**Task to carry out:**
Identify every line in the records below that contains the word "SIUKOLA", and reproduce each one.

**Records shown:**
########################################

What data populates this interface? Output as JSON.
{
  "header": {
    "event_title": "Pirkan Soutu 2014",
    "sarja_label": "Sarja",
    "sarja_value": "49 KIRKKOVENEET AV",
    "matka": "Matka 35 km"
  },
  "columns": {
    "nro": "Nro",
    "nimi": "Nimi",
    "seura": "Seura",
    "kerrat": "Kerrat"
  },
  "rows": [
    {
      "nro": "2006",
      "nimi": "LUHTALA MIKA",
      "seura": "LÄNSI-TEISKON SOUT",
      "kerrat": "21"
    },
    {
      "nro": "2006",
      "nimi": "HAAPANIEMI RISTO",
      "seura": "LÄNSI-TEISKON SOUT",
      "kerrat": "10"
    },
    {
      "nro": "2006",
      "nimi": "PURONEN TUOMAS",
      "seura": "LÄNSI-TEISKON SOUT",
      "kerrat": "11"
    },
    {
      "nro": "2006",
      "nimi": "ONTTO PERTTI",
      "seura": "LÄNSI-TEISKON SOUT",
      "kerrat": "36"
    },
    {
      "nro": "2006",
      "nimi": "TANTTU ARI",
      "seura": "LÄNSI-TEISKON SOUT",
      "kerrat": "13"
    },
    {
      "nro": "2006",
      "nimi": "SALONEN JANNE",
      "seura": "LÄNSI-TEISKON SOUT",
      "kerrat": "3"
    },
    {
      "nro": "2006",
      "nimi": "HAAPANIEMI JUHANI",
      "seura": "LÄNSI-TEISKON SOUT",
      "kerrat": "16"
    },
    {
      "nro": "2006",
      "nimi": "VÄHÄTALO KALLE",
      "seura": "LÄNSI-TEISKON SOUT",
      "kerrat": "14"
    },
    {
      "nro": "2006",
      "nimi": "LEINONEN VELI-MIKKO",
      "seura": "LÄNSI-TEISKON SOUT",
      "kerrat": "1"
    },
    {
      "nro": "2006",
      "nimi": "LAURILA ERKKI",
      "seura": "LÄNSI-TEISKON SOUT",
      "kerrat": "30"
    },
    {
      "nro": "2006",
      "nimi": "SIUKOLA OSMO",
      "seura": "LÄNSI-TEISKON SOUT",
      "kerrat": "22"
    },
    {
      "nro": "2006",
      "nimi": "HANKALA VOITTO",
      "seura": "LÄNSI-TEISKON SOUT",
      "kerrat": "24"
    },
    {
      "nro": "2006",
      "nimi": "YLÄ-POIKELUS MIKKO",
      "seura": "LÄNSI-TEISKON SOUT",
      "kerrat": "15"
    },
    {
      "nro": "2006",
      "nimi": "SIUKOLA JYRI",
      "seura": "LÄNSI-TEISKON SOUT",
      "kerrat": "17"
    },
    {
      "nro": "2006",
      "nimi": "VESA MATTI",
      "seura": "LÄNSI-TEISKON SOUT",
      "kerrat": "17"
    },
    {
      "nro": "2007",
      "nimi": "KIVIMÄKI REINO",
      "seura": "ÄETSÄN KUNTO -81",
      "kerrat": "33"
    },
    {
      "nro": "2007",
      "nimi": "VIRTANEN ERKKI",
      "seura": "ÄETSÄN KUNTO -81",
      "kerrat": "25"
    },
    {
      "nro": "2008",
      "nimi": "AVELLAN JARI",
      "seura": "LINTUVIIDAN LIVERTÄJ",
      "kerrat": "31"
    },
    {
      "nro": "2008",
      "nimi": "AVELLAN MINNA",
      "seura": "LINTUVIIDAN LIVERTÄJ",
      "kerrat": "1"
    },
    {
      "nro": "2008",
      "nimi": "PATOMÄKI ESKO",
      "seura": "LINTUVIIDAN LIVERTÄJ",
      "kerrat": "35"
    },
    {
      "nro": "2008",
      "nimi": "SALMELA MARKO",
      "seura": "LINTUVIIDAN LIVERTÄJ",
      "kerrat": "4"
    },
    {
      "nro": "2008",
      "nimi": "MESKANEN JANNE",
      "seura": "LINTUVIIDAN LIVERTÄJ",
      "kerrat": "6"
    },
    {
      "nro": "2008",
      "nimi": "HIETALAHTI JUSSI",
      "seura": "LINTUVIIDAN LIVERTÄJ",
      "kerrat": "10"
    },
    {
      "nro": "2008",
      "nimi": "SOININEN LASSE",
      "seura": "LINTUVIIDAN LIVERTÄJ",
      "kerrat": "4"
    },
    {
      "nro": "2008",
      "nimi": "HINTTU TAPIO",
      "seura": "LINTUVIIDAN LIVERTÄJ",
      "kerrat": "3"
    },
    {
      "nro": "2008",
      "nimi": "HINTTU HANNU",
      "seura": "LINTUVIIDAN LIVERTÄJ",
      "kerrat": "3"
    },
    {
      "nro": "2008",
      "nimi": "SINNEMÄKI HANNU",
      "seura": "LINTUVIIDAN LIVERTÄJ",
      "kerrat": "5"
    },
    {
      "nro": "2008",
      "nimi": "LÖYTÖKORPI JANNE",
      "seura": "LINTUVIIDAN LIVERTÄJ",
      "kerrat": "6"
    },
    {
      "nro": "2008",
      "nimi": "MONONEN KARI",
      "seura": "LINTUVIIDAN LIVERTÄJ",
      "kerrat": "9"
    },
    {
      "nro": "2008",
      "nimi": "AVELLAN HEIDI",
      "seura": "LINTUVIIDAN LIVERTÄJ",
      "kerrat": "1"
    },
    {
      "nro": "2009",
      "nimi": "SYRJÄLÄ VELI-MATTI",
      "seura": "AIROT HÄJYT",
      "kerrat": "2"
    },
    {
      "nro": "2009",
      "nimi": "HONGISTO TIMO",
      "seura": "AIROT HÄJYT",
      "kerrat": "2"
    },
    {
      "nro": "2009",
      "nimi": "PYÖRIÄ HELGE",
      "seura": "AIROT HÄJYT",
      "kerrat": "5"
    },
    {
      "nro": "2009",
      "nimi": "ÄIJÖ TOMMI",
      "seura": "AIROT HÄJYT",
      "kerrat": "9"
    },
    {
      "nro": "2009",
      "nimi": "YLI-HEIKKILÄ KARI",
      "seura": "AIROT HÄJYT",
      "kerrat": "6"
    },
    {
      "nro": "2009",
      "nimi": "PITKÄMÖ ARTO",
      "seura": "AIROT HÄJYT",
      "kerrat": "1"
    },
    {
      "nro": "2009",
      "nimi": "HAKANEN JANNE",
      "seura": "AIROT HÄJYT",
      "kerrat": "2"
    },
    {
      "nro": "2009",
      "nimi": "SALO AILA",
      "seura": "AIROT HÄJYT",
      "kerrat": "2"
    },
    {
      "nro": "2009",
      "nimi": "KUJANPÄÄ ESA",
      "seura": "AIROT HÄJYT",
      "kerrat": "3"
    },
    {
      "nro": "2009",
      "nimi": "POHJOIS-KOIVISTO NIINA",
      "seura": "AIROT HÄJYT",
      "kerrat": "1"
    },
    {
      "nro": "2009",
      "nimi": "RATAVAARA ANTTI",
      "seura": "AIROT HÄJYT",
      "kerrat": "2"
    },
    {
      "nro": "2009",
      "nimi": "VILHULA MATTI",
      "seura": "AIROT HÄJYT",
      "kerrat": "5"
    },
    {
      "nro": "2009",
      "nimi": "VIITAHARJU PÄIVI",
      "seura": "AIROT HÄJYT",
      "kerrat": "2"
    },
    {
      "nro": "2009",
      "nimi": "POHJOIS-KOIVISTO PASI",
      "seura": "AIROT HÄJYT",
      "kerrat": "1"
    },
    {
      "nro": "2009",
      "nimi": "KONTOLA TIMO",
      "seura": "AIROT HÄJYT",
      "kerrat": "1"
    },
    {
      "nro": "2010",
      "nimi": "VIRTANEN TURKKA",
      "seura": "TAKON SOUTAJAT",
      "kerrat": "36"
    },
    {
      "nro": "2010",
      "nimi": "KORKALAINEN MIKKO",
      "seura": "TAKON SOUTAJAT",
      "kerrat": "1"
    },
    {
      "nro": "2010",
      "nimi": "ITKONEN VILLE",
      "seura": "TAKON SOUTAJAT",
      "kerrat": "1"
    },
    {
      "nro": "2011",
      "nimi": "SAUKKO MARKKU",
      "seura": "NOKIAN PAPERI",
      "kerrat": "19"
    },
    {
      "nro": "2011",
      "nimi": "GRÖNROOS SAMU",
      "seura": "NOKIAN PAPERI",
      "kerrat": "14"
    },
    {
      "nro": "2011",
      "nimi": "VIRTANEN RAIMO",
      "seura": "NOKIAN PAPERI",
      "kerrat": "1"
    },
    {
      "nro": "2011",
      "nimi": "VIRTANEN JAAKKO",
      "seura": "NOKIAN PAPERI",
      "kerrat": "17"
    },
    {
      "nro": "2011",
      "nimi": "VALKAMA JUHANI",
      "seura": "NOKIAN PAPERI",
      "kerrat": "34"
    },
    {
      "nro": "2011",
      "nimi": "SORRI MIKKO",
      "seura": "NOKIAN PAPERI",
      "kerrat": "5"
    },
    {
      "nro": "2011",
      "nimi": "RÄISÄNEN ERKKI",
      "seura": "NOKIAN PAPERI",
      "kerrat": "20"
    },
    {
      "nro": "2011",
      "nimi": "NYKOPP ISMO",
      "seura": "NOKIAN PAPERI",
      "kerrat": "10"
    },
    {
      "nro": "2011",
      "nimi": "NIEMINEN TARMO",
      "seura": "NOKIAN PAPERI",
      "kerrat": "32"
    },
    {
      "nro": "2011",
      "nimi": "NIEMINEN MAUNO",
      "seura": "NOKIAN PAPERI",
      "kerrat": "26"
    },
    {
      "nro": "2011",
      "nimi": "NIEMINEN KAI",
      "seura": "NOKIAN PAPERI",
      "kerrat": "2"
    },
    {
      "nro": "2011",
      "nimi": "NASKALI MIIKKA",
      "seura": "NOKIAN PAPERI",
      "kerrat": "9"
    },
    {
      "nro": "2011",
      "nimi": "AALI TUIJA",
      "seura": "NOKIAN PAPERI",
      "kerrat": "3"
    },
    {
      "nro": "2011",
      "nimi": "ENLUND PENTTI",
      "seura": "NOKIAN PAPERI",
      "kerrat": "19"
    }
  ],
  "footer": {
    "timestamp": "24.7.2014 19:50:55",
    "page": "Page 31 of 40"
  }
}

########################################

**Solution for this task:**
      "nimi": "SIUKOLA OSMO",
      "nimi": "SIUKOLA JYRI",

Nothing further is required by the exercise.